▶ Task
Extract every line below that contains the word "CHANG".

▶ Material provided
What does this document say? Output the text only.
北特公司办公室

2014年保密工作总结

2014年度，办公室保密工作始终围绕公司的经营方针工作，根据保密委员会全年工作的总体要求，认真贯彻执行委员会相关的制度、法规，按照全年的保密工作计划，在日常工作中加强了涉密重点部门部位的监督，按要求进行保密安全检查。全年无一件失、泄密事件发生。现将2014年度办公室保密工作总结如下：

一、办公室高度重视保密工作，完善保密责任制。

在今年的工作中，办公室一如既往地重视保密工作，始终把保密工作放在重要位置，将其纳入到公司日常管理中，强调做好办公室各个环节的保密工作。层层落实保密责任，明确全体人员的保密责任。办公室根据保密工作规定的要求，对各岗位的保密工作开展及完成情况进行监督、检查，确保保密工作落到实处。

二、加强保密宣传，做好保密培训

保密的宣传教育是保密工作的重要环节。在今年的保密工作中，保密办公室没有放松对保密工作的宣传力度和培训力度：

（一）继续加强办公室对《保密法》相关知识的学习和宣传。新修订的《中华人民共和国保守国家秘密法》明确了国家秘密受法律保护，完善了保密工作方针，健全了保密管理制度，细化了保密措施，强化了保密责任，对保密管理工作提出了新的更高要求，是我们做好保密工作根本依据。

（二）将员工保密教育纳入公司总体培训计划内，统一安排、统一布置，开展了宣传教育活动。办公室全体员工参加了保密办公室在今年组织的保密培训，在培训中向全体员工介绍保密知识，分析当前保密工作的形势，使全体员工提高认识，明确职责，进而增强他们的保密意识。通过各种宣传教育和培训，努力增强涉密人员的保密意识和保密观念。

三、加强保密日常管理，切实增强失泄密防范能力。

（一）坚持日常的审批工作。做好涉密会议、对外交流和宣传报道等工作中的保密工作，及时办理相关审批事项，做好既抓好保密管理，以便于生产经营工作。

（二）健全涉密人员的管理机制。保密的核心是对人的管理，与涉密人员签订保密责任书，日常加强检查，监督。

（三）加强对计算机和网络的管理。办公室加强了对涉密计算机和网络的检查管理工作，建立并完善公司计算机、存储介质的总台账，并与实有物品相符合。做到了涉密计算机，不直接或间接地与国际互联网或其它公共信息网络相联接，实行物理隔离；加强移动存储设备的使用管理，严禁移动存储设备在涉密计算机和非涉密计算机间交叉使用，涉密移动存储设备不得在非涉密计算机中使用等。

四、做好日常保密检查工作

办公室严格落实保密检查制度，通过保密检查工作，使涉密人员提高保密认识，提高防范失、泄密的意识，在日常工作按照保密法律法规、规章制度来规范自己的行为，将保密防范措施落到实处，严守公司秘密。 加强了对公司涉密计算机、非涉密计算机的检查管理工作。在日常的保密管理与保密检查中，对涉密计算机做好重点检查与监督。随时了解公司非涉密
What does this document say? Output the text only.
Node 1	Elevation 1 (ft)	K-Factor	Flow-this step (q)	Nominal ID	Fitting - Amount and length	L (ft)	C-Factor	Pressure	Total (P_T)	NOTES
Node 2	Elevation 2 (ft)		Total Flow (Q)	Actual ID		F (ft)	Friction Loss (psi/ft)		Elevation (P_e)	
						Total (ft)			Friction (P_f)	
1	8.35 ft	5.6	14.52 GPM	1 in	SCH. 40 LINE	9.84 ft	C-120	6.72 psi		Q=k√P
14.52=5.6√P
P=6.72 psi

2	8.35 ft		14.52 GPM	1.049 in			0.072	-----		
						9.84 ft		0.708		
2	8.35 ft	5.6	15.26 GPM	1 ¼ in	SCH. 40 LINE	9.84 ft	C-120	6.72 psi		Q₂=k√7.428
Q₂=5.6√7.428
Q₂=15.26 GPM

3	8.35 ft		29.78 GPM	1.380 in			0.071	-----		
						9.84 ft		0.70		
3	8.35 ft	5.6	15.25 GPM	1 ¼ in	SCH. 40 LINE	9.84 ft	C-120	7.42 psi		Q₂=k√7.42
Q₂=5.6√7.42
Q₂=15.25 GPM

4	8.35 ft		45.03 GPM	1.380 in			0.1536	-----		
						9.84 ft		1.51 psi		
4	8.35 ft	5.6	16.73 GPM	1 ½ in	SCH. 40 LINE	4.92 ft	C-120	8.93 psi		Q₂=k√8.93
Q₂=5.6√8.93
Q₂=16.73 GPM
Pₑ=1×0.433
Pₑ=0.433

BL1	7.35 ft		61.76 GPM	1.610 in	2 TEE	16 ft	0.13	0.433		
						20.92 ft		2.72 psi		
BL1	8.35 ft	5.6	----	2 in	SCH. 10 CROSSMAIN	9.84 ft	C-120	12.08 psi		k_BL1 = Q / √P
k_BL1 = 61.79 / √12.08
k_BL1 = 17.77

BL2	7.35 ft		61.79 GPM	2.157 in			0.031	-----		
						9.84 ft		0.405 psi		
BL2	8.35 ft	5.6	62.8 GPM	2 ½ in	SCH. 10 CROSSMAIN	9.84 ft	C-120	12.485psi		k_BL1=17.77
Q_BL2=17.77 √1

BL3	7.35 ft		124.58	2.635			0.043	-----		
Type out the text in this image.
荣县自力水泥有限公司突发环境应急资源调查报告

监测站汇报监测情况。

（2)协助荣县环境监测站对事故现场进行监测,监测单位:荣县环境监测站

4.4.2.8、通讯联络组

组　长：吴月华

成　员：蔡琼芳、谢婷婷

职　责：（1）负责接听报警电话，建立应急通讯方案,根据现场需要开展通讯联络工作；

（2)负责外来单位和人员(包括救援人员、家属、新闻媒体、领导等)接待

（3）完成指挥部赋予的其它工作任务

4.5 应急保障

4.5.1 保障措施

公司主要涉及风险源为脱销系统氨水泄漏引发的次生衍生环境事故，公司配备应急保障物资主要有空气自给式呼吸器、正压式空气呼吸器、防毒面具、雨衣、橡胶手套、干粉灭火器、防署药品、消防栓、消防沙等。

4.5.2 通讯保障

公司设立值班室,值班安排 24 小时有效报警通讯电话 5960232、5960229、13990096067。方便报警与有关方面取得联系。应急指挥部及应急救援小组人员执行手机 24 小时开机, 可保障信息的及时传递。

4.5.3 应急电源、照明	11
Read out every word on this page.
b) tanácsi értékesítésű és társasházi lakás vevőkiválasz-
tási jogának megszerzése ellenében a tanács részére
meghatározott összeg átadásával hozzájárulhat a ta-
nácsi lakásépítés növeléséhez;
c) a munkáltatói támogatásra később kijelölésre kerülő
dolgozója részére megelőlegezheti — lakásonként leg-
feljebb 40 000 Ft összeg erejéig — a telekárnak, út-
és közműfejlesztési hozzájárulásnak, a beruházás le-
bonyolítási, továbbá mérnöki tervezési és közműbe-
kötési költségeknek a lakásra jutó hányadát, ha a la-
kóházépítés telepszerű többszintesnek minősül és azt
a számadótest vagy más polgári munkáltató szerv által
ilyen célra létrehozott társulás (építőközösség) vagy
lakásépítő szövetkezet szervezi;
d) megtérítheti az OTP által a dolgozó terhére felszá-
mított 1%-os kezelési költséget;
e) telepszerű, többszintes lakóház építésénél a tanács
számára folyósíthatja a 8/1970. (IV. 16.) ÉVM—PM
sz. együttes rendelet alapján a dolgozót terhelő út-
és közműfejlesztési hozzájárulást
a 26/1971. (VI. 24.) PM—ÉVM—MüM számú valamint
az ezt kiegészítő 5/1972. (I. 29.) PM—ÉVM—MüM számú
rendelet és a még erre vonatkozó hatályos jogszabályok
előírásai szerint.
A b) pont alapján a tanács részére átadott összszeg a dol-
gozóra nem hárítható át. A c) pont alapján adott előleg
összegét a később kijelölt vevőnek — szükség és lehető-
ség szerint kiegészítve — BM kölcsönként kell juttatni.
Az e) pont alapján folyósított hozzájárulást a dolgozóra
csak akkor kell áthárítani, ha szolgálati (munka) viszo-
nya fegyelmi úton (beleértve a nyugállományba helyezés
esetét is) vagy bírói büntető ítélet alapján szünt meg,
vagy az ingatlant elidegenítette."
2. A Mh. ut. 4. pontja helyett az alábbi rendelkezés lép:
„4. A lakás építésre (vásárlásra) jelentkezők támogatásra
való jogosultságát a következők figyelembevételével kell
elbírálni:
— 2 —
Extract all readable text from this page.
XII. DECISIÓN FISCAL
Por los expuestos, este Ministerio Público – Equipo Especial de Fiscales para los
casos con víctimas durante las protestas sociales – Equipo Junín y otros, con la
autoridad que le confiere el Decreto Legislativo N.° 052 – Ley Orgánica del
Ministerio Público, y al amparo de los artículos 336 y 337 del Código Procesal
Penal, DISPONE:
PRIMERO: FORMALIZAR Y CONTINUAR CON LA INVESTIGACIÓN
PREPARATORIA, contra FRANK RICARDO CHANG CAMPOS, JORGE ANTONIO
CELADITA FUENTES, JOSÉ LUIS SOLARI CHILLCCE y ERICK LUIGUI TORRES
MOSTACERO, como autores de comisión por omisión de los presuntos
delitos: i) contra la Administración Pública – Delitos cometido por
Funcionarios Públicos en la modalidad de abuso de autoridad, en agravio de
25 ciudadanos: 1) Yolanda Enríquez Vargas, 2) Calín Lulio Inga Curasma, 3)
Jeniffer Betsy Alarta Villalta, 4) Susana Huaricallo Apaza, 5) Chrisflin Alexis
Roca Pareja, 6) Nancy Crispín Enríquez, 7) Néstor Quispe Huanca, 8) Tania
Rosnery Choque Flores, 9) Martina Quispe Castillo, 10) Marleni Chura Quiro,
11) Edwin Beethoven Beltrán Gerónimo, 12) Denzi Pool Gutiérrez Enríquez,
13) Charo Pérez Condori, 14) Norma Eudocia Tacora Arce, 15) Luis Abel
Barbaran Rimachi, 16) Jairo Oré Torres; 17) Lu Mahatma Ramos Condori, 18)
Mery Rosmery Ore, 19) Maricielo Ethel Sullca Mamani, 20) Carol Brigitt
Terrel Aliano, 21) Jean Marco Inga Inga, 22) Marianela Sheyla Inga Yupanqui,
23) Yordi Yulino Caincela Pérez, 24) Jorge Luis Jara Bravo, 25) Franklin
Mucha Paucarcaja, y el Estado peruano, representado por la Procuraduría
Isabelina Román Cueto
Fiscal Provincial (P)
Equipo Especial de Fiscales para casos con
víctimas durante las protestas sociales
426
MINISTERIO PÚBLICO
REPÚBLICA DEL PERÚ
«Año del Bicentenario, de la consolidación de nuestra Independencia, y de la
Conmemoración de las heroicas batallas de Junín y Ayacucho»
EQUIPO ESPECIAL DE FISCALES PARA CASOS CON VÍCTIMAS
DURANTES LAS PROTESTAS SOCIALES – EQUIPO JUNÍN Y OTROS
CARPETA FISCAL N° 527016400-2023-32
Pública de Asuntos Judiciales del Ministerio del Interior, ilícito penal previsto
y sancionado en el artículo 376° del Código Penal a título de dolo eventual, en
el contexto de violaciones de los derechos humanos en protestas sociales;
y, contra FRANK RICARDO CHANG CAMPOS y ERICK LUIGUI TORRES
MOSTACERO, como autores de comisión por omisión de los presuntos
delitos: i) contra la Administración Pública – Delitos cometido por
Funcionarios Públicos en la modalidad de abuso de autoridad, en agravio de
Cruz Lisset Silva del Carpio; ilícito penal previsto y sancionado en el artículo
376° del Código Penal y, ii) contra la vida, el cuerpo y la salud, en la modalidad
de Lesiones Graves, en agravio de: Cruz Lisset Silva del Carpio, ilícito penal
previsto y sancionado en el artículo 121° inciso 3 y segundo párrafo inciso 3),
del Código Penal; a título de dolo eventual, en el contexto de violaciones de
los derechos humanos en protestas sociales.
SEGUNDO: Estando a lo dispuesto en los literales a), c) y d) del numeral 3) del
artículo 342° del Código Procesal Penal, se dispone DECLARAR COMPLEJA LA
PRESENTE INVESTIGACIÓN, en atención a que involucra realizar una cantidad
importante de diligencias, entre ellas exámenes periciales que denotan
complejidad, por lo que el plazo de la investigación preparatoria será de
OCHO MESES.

▶ Finished task
PREPARATORIA, contra FRANK RICARDO CHANG CAMPOS, JORGE ANTONIO
y, contra FRANK RICARDO CHANG CAMPOS y ERICK LUIGUI TORRES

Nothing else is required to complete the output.